YOUR GOAL —
Transcribe the data in full and exactly, omitting any pictures.

[Collection entries]
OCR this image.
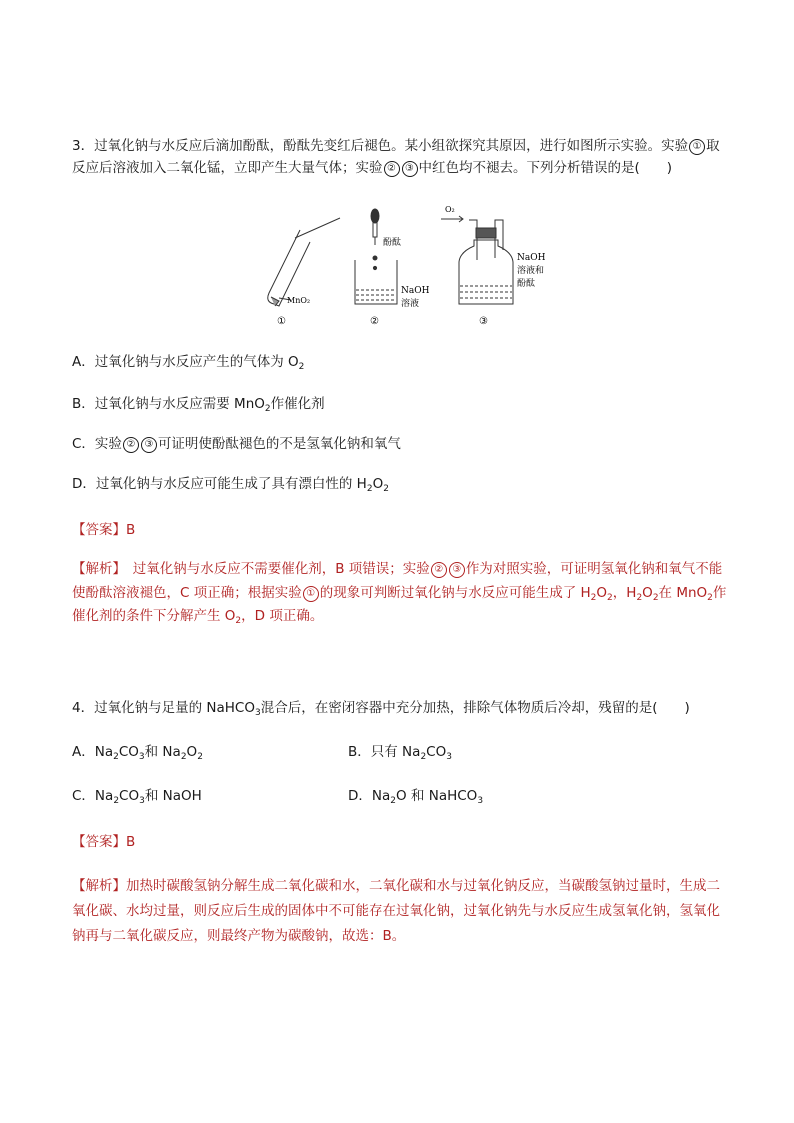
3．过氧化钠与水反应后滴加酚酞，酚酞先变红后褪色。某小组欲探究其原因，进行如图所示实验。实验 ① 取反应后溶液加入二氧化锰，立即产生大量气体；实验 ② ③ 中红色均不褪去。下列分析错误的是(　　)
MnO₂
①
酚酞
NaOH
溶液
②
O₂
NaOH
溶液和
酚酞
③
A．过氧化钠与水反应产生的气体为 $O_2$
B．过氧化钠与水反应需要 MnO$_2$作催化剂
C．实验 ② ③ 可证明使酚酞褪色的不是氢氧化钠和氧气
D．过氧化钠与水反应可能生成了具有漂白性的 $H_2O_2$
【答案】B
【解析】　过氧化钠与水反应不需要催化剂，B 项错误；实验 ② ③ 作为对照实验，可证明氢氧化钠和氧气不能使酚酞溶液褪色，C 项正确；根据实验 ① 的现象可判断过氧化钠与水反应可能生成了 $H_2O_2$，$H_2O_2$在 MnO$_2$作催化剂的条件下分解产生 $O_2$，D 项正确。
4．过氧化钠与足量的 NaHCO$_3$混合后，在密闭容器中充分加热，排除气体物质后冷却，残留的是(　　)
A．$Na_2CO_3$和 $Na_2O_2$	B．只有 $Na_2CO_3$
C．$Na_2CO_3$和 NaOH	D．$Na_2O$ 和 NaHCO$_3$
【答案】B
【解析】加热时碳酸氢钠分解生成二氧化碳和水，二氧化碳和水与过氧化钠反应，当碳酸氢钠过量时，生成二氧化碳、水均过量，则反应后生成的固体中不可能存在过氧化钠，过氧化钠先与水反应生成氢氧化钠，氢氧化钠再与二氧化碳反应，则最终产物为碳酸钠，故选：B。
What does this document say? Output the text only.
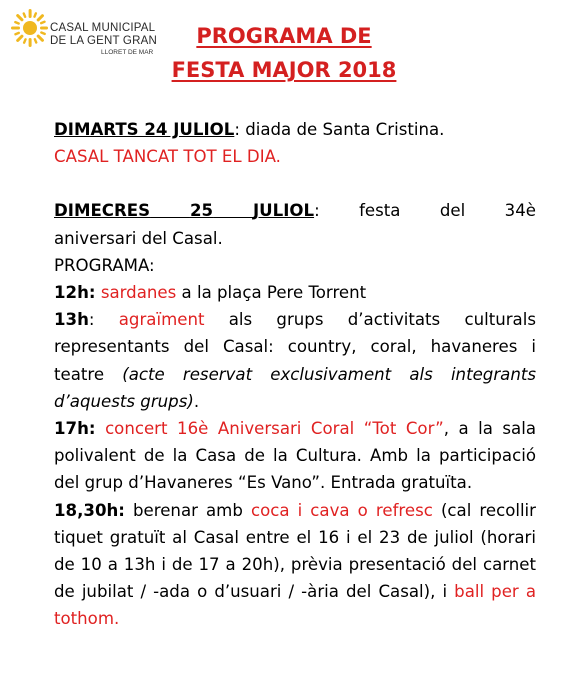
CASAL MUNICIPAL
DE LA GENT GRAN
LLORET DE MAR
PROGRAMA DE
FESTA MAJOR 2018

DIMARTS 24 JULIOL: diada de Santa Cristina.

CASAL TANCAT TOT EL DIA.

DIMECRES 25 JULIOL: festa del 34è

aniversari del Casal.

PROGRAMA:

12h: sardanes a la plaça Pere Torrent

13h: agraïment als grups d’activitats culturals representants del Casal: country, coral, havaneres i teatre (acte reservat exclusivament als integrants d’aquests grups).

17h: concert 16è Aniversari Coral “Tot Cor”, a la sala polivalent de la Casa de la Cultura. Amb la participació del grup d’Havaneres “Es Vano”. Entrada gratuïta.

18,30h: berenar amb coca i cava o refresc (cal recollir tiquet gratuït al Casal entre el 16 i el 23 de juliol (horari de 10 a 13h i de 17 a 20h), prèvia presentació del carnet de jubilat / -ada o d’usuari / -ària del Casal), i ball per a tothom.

THE RESULT —
OCR this image.
3．过氧化钠与水反应后滴加酚酞，酚酞先变红后褪色。某小组欲探究其原因，进行如图所示实验。实验 ① 取反应后溶液加入二氧化锰，立即产生大量气体；实验 ② ③ 中红色均不褪去。下列分析错误的是(　　)
MnO₂
①
酚酞
NaOH
溶液
②
O₂
NaOH
溶液和
酚酞
③
A．过氧化钠与水反应产生的气体为 $O_2$
B．过氧化钠与水反应需要 MnO$_2$作催化剂
C．实验 ② ③ 可证明使酚酞褪色的不是氢氧化钠和氧气
D．过氧化钠与水反应可能生成了具有漂白性的 $H_2O_2$
【答案】B
【解析】　过氧化钠与水反应不需要催化剂，B 项错误；实验 ② ③ 作为对照实验，可证明氢氧化钠和氧气不能使酚酞溶液褪色，C 项正确；根据实验 ① 的现象可判断过氧化钠与水反应可能生成了 $H_2O_2$，$H_2O_2$在 MnO$_2$作催化剂的条件下分解产生 $O_2$，D 项正确。
4．过氧化钠与足量的 NaHCO$_3$混合后，在密闭容器中充分加热，排除气体物质后冷却，残留的是(　　)
A．$Na_2CO_3$和 $Na_2O_2$	B．只有 $Na_2CO_3$
C．$Na_2CO_3$和 NaOH	D．$Na_2O$ 和 NaHCO$_3$
【答案】B
【解析】加热时碳酸氢钠分解生成二氧化碳和水，二氧化碳和水与过氧化钠反应，当碳酸氢钠过量时，生成二氧化碳、水均过量，则反应后生成的固体中不可能存在过氧化钠，过氧化钠先与水反应生成氢氧化钠，氢氧化钠再与二氧化碳反应，则最终产物为碳酸钠，故选：B。
What does this document say? Output the text only.
CASAL MUNICIPAL
DE LA GENT GRAN
LLORET DE MAR
PROGRAMA DE
FESTA MAJOR 2018

DIMARTS 24 JULIOL: diada de Santa Cristina.

CASAL TANCAT TOT EL DIA.

DIMECRES 25 JULIOL: festa del 34è

aniversari del Casal.

PROGRAMA:

12h: sardanes a la plaça Pere Torrent

13h: agraïment als grups d’activitats culturals representants del Casal: country, coral, havaneres i teatre (acte reservat exclusivament als integrants d’aquests grups).

17h: concert 16è Aniversari Coral “Tot Cor”, a la sala polivalent de la Casa de la Cultura. Amb la participació del grup d’Havaneres “Es Vano”. Entrada gratuïta.

18,30h: berenar amb coca i cava o refresc (cal recollir tiquet gratuït al Casal entre el 16 i el 23 de juliol (horari de 10 a 13h i de 17 a 20h), prèvia presentació del carnet de jubilat / -ada o d’usuari / -ària del Casal), i ball per a tothom.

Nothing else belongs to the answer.